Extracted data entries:
------------------------

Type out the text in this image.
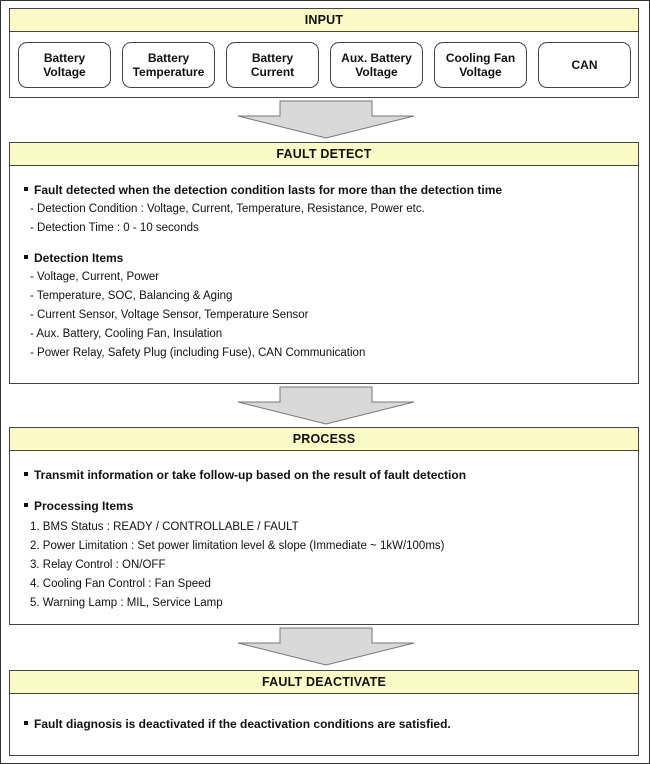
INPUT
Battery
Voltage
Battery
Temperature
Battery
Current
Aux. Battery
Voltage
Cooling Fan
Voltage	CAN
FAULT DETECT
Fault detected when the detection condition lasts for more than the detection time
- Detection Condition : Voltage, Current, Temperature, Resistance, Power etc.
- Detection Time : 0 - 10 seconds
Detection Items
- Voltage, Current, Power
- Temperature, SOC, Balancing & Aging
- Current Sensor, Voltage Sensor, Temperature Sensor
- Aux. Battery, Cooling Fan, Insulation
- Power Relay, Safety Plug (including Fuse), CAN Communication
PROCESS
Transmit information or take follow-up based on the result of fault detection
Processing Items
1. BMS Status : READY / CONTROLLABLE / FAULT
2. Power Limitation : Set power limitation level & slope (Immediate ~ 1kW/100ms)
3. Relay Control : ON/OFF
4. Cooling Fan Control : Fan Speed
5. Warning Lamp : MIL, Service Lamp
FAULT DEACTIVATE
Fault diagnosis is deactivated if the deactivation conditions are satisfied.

------------------------

Tell how many lines of the material above hold "Current", answering with a bare number.

4